Write out the records word for word, with no pictures.

— Start of Records shown —

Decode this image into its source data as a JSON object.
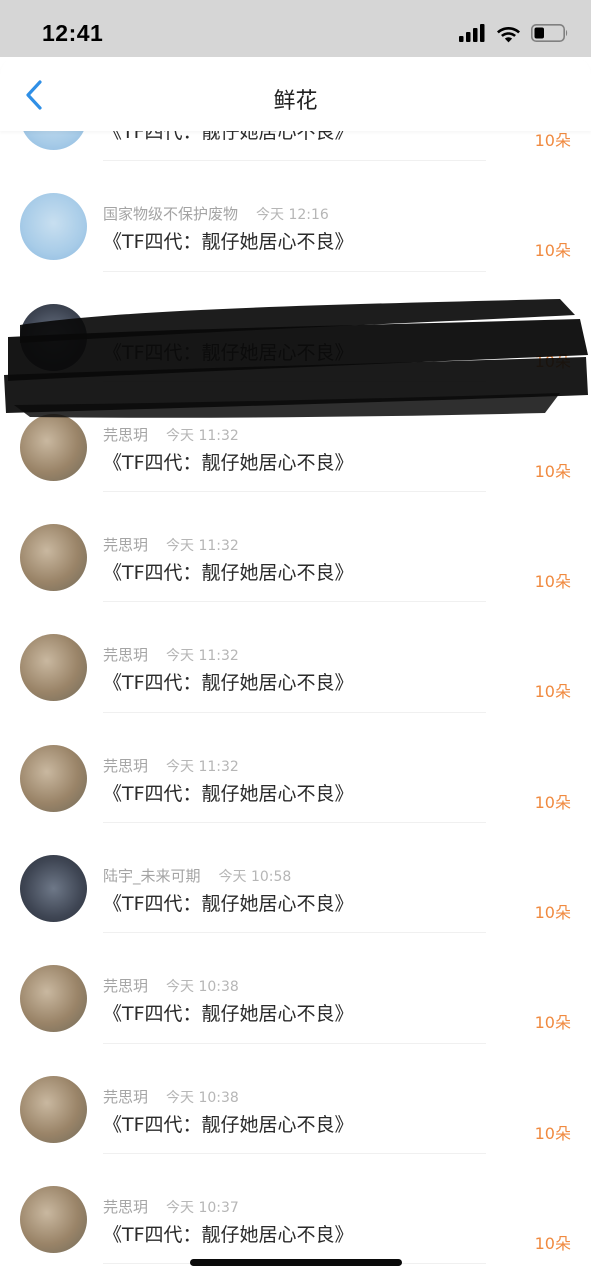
{
  "status_bar": {
    "time": "12:41"
  },
  "nav": {
    "title": "鲜花",
    "back_icon": "chevron-left-icon"
  },
  "colors": {
    "accent": "#f08a40",
    "back_arrow": "#2f8fe6",
    "status_bar_bg": "#d6d6d6"
  },
  "rows": [
    {
      "name": "",
      "time": "",
      "title": "《TF四代：靓仔她居心不良》",
      "count": "10朵"
    },
    {
      "name": "国家物级不保护废物",
      "time": "今天 12:16",
      "title": "《TF四代：靓仔她居心不良》",
      "count": "10朵"
    },
    {
      "name": "",
      "time": "",
      "title": "《TF四代：靓仔她居心不良》",
      "count": "10朵"
    },
    {
      "name": "芫思玥",
      "time": "今天 11:32",
      "title": "《TF四代：靓仔她居心不良》",
      "count": "10朵"
    },
    {
      "name": "芫思玥",
      "time": "今天 11:32",
      "title": "《TF四代：靓仔她居心不良》",
      "count": "10朵"
    },
    {
      "name": "芫思玥",
      "time": "今天 11:32",
      "title": "《TF四代：靓仔她居心不良》",
      "count": "10朵"
    },
    {
      "name": "芫思玥",
      "time": "今天 11:32",
      "title": "《TF四代：靓仔她居心不良》",
      "count": "10朵"
    },
    {
      "name": "陆宇_未来可期",
      "time": "今天 10:58",
      "title": "《TF四代：靓仔她居心不良》",
      "count": "10朵"
    },
    {
      "name": "芫思玥",
      "time": "今天 10:38",
      "title": "《TF四代：靓仔她居心不良》",
      "count": "10朵"
    },
    {
      "name": "芫思玥",
      "time": "今天 10:38",
      "title": "《TF四代：靓仔她居心不良》",
      "count": "10朵"
    },
    {
      "name": "芫思玥",
      "time": "今天 10:37",
      "title": "《TF四代：靓仔她居心不良》",
      "count": "10朵"
    }
  ]
}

— End of Records shown —

Result
Decode this image into its source data as a JSON object.
{
  "status_bar": {
    "time": "12:41"
  },
  "nav": {
    "title": "鲜花",
    "back_icon": "chevron-left-icon"
  },
  "colors": {
    "accent": "#f08a40",
    "back_arrow": "#2f8fe6",
    "status_bar_bg": "#d6d6d6"
  },
  "rows": [
    {
      "name": "",
      "time": "",
      "title": "《TF四代：靓仔她居心不良》",
      "count": "10朵"
    },
    {
      "name": "国家物级不保护废物",
      "time": "今天 12:16",
      "title": "《TF四代：靓仔她居心不良》",
      "count": "10朵"
    },
    {
      "name": "",
      "time": "",
      "title": "《TF四代：靓仔她居心不良》",
      "count": "10朵"
    },
    {
      "name": "芫思玥",
      "time": "今天 11:32",
      "title": "《TF四代：靓仔她居心不良》",
      "count": "10朵"
    },
    {
      "name": "芫思玥",
      "time": "今天 11:32",
      "title": "《TF四代：靓仔她居心不良》",
      "count": "10朵"
    },
    {
      "name": "芫思玥",
      "time": "今天 11:32",
      "title": "《TF四代：靓仔她居心不良》",
      "count": "10朵"
    },
    {
      "name": "芫思玥",
      "time": "今天 11:32",
      "title": "《TF四代：靓仔她居心不良》",
      "count": "10朵"
    },
    {
      "name": "陆宇_未来可期",
      "time": "今天 10:58",
      "title": "《TF四代：靓仔她居心不良》",
      "count": "10朵"
    },
    {
      "name": "芫思玥",
      "time": "今天 10:38",
      "title": "《TF四代：靓仔她居心不良》",
      "count": "10朵"
    },
    {
      "name": "芫思玥",
      "time": "今天 10:38",
      "title": "《TF四代：靓仔她居心不良》",
      "count": "10朵"
    },
    {
      "name": "芫思玥",
      "time": "今天 10:37",
      "title": "《TF四代：靓仔她居心不良》",
      "count": "10朵"
    }
  ]
}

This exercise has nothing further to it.